Problem:
Reproduce every line of the entries below verbatim, with no changes.

[Bounding-box annotations]

------------------------------------

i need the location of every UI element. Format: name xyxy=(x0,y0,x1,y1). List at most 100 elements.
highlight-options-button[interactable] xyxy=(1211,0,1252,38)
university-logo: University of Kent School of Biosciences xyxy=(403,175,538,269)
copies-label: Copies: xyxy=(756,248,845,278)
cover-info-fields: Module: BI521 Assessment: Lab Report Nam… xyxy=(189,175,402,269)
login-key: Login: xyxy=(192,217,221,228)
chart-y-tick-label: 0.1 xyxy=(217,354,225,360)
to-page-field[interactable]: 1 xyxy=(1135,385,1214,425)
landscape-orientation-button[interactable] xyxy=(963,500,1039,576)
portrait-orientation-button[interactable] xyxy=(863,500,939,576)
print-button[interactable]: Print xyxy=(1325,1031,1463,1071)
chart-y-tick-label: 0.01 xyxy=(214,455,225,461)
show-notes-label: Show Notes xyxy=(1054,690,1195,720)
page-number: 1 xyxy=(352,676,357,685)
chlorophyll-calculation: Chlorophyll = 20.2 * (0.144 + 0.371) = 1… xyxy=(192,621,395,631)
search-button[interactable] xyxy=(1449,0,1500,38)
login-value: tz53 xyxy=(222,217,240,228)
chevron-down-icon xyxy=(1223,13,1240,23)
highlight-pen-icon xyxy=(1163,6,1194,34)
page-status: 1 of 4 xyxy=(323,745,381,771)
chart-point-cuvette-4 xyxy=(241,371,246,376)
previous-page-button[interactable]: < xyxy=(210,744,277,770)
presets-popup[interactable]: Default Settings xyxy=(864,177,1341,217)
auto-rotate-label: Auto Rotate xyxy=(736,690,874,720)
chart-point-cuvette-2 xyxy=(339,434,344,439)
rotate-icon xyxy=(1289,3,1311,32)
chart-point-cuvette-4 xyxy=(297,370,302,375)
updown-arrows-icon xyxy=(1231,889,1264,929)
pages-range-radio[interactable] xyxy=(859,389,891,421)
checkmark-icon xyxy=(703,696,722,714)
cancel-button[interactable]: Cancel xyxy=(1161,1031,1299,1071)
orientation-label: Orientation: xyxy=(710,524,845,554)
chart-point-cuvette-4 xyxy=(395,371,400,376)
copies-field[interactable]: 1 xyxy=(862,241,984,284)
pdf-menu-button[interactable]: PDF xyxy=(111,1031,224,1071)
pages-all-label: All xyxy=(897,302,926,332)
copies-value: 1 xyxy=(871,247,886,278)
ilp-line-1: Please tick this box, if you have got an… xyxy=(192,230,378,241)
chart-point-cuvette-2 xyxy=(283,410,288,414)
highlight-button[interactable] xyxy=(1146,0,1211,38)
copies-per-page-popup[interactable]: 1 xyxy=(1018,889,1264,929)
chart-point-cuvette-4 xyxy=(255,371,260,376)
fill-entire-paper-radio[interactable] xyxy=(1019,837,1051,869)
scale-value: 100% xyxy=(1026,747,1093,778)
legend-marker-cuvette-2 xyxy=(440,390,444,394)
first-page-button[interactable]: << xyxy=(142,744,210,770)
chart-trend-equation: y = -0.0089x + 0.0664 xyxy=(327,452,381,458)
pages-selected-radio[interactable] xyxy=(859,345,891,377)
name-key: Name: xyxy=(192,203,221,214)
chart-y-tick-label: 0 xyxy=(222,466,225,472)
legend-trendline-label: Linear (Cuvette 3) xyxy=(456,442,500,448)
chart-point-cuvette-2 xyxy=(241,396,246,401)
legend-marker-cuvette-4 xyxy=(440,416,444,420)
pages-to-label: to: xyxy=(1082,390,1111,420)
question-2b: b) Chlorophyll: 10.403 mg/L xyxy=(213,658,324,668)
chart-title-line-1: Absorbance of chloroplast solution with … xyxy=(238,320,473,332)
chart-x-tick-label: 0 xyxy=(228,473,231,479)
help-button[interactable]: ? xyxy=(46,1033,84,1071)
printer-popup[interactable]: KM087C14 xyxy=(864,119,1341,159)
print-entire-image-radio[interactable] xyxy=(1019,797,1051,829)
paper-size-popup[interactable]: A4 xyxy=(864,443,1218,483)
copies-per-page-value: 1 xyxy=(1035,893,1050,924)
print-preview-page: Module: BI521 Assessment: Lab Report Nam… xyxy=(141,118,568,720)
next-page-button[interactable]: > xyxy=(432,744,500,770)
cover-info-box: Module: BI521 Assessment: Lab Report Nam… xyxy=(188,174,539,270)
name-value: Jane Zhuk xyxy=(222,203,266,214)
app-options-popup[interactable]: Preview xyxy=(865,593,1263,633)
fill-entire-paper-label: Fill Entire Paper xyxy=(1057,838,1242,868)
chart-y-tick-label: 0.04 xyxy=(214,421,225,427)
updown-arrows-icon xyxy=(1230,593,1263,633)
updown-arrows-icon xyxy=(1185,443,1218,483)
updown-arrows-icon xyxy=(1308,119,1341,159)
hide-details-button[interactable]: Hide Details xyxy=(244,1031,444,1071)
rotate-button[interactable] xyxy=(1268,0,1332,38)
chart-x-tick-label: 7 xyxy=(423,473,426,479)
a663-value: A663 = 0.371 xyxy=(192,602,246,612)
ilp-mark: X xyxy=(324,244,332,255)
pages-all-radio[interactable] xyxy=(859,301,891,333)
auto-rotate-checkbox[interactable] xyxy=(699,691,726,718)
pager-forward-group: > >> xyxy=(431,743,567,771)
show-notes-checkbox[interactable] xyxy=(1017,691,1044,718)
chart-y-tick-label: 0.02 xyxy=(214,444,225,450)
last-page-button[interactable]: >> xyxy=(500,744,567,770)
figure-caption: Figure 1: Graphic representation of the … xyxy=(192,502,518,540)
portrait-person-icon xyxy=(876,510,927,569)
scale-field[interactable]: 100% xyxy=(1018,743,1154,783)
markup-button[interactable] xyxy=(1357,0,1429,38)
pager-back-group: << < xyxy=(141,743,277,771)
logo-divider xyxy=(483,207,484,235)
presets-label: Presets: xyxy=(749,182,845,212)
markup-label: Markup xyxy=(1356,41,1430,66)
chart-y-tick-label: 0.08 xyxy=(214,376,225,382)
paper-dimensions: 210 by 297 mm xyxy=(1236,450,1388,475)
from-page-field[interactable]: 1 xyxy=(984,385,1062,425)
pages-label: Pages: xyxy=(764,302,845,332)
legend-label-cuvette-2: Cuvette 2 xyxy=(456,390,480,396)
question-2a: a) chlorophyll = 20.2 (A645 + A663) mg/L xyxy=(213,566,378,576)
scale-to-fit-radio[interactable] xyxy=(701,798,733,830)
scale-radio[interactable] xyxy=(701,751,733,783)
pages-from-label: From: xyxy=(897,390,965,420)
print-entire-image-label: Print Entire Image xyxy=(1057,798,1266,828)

------------------------------------

Finished task:
i need the location of every UI element. Format: name xyxy=(x0,y0,x1,y1). List at most 100 elements.
highlight-options-button[interactable] xyxy=(1211,0,1252,38)
university-logo: University of Kent School of Biosciences xyxy=(403,175,538,269)
copies-label: Copies: xyxy=(756,248,845,278)
cover-info-fields: Module: BI521 Assessment: Lab Report Nam… xyxy=(189,175,402,269)
login-key: Login: xyxy=(192,217,221,228)
chart-y-tick-label: 0.1 xyxy=(217,354,225,360)
to-page-field[interactable]: 1 xyxy=(1135,385,1214,425)
landscape-orientation-button[interactable] xyxy=(963,500,1039,576)
portrait-orientation-button[interactable] xyxy=(863,500,939,576)
print-button[interactable]: Print xyxy=(1325,1031,1463,1071)
chart-y-tick-label: 0.01 xyxy=(214,455,225,461)
show-notes-label: Show Notes xyxy=(1054,690,1195,720)
page-number: 1 xyxy=(352,676,357,685)
chlorophyll-calculation: Chlorophyll = 20.2 * (0.144 + 0.371) = 1… xyxy=(192,621,395,631)
search-button[interactable] xyxy=(1449,0,1500,38)
login-value: tz53 xyxy=(222,217,240,228)
chevron-down-icon xyxy=(1223,13,1240,23)
highlight-pen-icon xyxy=(1163,6,1194,34)
page-status: 1 of 4 xyxy=(323,745,381,771)
chart-point-cuvette-4 xyxy=(241,371,246,376)
previous-page-button[interactable]: < xyxy=(210,744,277,770)
presets-popup[interactable]: Default Settings xyxy=(864,177,1341,217)
auto-rotate-label: Auto Rotate xyxy=(736,690,874,720)
chart-point-cuvette-2 xyxy=(339,434,344,439)
rotate-icon xyxy=(1289,3,1311,32)
chart-point-cuvette-4 xyxy=(297,370,302,375)
updown-arrows-icon xyxy=(1231,889,1264,929)
pages-range-radio[interactable] xyxy=(859,389,891,421)
checkmark-icon xyxy=(703,696,722,714)
cancel-button[interactable]: Cancel xyxy=(1161,1031,1299,1071)
orientation-label: Orientation: xyxy=(710,524,845,554)
chart-point-cuvette-4 xyxy=(395,371,400,376)
copies-field[interactable]: 1 xyxy=(862,241,984,284)
pdf-menu-button[interactable]: PDF xyxy=(111,1031,224,1071)
pages-all-label: All xyxy=(897,302,926,332)
copies-value: 1 xyxy=(871,247,886,278)
ilp-line-1: Please tick this box, if you have got an… xyxy=(192,230,378,241)
chart-point-cuvette-2 xyxy=(283,410,288,414)
highlight-button[interactable] xyxy=(1146,0,1211,38)
copies-per-page-popup[interactable]: 1 xyxy=(1018,889,1264,929)
chart-point-cuvette-4 xyxy=(255,371,260,376)
fill-entire-paper-radio[interactable] xyxy=(1019,837,1051,869)
scale-value: 100% xyxy=(1026,747,1093,778)
legend-marker-cuvette-2 xyxy=(440,390,444,394)
first-page-button[interactable]: << xyxy=(142,744,210,770)
chart-trend-equation: y = -0.0089x + 0.0664 xyxy=(327,452,381,458)
pages-selected-radio[interactable] xyxy=(859,345,891,377)
name-key: Name: xyxy=(192,203,221,214)
chart-y-tick-label: 0 xyxy=(222,466,225,472)
legend-trendline-label: Linear (Cuvette 3) xyxy=(456,442,500,448)
chart-point-cuvette-2 xyxy=(241,396,246,401)
legend-marker-cuvette-4 xyxy=(440,416,444,420)
pages-to-label: to: xyxy=(1082,390,1111,420)
question-2b: b) Chlorophyll: 10.403 mg/L xyxy=(213,658,324,668)
chart-title-line-1: Absorbance of chloroplast solution with … xyxy=(238,320,473,332)
chart-x-tick-label: 0 xyxy=(228,473,231,479)
help-button[interactable]: ? xyxy=(46,1033,84,1071)
printer-popup[interactable]: KM087C14 xyxy=(864,119,1341,159)
print-entire-image-radio[interactable] xyxy=(1019,797,1051,829)
paper-size-popup[interactable]: A4 xyxy=(864,443,1218,483)
copies-per-page-value: 1 xyxy=(1035,893,1050,924)
print-preview-page: Module: BI521 Assessment: Lab Report Nam… xyxy=(141,118,568,720)
next-page-button[interactable]: > xyxy=(432,744,500,770)
cover-info-box: Module: BI521 Assessment: Lab Report Nam… xyxy=(188,174,539,270)
name-value: Jane Zhuk xyxy=(222,203,266,214)
app-options-popup[interactable]: Preview xyxy=(865,593,1263,633)
fill-entire-paper-label: Fill Entire Paper xyxy=(1057,838,1242,868)
chart-y-tick-label: 0.04 xyxy=(214,421,225,427)
updown-arrows-icon xyxy=(1230,593,1263,633)
updown-arrows-icon xyxy=(1185,443,1218,483)
updown-arrows-icon xyxy=(1308,119,1341,159)
hide-details-button[interactable]: Hide Details xyxy=(244,1031,444,1071)
rotate-button[interactable] xyxy=(1268,0,1332,38)
chart-x-tick-label: 7 xyxy=(423,473,426,479)
a663-value: A663 = 0.371 xyxy=(192,602,246,612)
ilp-mark: X xyxy=(324,244,332,255)
pages-all-radio[interactable] xyxy=(859,301,891,333)
auto-rotate-checkbox[interactable] xyxy=(699,691,726,718)
pager-forward-group: > >> xyxy=(431,743,567,771)
show-notes-checkbox[interactable] xyxy=(1017,691,1044,718)
chart-y-tick-label: 0.02 xyxy=(214,444,225,450)
last-page-button[interactable]: >> xyxy=(500,744,567,770)
figure-caption: Figure 1: Graphic representation of the … xyxy=(192,502,518,540)
portrait-person-icon xyxy=(876,510,927,569)
scale-field[interactable]: 100% xyxy=(1018,743,1154,783)
markup-button[interactable] xyxy=(1357,0,1429,38)
pager-back-group: << < xyxy=(141,743,277,771)
logo-divider xyxy=(483,207,484,235)
presets-label: Presets: xyxy=(749,182,845,212)
markup-label: Markup xyxy=(1356,41,1430,66)
chart-y-tick-label: 0.08 xyxy=(214,376,225,382)
paper-dimensions: 210 by 297 mm xyxy=(1236,450,1388,475)
from-page-field[interactable]: 1 xyxy=(984,385,1062,425)
pages-label: Pages: xyxy=(764,302,845,332)
legend-label-cuvette-2: Cuvette 2 xyxy=(456,390,480,396)
question-2a: a) chlorophyll = 20.2 (A645 + A663) mg/L xyxy=(213,566,378,576)
scale-to-fit-radio[interactable] xyxy=(701,798,733,830)
scale-radio[interactable] xyxy=(701,751,733,783)
pages-from-label: From: xyxy=(897,390,965,420)
print-entire-image-label: Print Entire Image xyxy=(1057,798,1266,828)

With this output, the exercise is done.